### Exercise task
Repeat the listing in full, exactly as it stands.

### Supplied records

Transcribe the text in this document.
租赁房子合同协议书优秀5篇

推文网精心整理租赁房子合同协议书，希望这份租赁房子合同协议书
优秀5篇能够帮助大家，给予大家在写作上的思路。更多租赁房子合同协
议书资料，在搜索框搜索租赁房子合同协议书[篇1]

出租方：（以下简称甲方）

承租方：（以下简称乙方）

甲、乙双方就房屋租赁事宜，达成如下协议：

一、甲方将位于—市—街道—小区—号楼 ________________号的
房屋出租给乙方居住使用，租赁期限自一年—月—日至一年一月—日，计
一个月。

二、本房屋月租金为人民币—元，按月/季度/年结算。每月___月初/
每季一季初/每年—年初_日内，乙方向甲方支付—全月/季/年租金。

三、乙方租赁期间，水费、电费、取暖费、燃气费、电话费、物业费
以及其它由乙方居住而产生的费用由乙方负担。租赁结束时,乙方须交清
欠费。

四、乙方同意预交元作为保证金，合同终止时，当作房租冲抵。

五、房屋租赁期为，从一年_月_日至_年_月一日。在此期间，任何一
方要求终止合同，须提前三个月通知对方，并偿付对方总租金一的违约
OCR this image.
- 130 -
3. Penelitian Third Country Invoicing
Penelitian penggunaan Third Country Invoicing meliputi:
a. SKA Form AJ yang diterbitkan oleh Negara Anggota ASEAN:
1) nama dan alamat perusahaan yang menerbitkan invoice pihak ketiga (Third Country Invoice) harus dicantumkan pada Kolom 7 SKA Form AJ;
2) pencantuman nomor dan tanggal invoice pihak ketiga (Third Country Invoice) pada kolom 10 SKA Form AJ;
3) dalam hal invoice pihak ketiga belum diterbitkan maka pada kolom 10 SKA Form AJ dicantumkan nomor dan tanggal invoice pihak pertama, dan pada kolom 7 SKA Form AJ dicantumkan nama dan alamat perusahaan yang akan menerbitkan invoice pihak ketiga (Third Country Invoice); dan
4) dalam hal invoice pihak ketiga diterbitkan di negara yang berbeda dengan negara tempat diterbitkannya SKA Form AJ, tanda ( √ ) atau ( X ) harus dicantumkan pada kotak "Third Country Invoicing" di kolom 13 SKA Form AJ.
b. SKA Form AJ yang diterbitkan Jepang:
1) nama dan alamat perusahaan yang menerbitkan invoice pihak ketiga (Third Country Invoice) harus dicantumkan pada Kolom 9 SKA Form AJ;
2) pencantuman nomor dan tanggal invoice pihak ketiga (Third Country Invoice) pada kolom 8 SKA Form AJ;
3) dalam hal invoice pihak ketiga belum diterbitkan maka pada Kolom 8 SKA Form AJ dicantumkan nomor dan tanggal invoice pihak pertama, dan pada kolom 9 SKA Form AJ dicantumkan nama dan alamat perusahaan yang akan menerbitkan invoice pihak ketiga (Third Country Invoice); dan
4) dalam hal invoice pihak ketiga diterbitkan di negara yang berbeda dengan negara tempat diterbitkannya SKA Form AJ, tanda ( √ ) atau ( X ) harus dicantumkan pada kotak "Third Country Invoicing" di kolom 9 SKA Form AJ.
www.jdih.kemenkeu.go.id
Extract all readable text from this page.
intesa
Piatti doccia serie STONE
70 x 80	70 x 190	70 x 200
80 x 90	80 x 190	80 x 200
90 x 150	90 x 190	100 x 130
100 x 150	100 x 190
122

### Exercise result
Transcribe the text in this document.
租赁房子合同协议书优秀5篇

推文网精心整理租赁房子合同协议书，希望这份租赁房子合同协议书
优秀5篇能够帮助大家，给予大家在写作上的思路。更多租赁房子合同协
议书资料，在搜索框搜索租赁房子合同协议书[篇1]

出租方：（以下简称甲方）

承租方：（以下简称乙方）

甲、乙双方就房屋租赁事宜，达成如下协议：

一、甲方将位于—市—街道—小区—号楼 ________________号的
房屋出租给乙方居住使用，租赁期限自一年—月—日至一年一月—日，计
一个月。

二、本房屋月租金为人民币—元，按月/季度/年结算。每月___月初/
每季一季初/每年—年初_日内，乙方向甲方支付—全月/季/年租金。

三、乙方租赁期间，水费、电费、取暖费、燃气费、电话费、物业费
以及其它由乙方居住而产生的费用由乙方负担。租赁结束时,乙方须交清
欠费。

四、乙方同意预交元作为保证金，合同终止时，当作房租冲抵。

五、房屋租赁期为，从一年_月_日至_年_月一日。在此期间，任何一
方要求终止合同，须提前三个月通知对方，并偿付对方总租金一的违约
OCR this image.
- 130 -
3. Penelitian Third Country Invoicing
Penelitian penggunaan Third Country Invoicing meliputi:
a. SKA Form AJ yang diterbitkan oleh Negara Anggota ASEAN:
1) nama dan alamat perusahaan yang menerbitkan invoice pihak ketiga (Third Country Invoice) harus dicantumkan pada Kolom 7 SKA Form AJ;
2) pencantuman nomor dan tanggal invoice pihak ketiga (Third Country Invoice) pada kolom 10 SKA Form AJ;
3) dalam hal invoice pihak ketiga belum diterbitkan maka pada kolom 10 SKA Form AJ dicantumkan nomor dan tanggal invoice pihak pertama, dan pada kolom 7 SKA Form AJ dicantumkan nama dan alamat perusahaan yang akan menerbitkan invoice pihak ketiga (Third Country Invoice); dan
4) dalam hal invoice pihak ketiga diterbitkan di negara yang berbeda dengan negara tempat diterbitkannya SKA Form AJ, tanda ( √ ) atau ( X ) harus dicantumkan pada kotak "Third Country Invoicing" di kolom 13 SKA Form AJ.
b. SKA Form AJ yang diterbitkan Jepang:
1) nama dan alamat perusahaan yang menerbitkan invoice pihak ketiga (Third Country Invoice) harus dicantumkan pada Kolom 9 SKA Form AJ;
2) pencantuman nomor dan tanggal invoice pihak ketiga (Third Country Invoice) pada kolom 8 SKA Form AJ;
3) dalam hal invoice pihak ketiga belum diterbitkan maka pada Kolom 8 SKA Form AJ dicantumkan nomor dan tanggal invoice pihak pertama, dan pada kolom 9 SKA Form AJ dicantumkan nama dan alamat perusahaan yang akan menerbitkan invoice pihak ketiga (Third Country Invoice); dan
4) dalam hal invoice pihak ketiga diterbitkan di negara yang berbeda dengan negara tempat diterbitkannya SKA Form AJ, tanda ( √ ) atau ( X ) harus dicantumkan pada kotak "Third Country Invoicing" di kolom 9 SKA Form AJ.
www.jdih.kemenkeu.go.id
Extract all readable text from this page.
intesa
Piatti doccia serie STONE
70 x 80	70 x 190	70 x 200
80 x 90	80 x 190	80 x 200
90 x 150	90 x 190	100 x 130
100 x 150	100 x 190
122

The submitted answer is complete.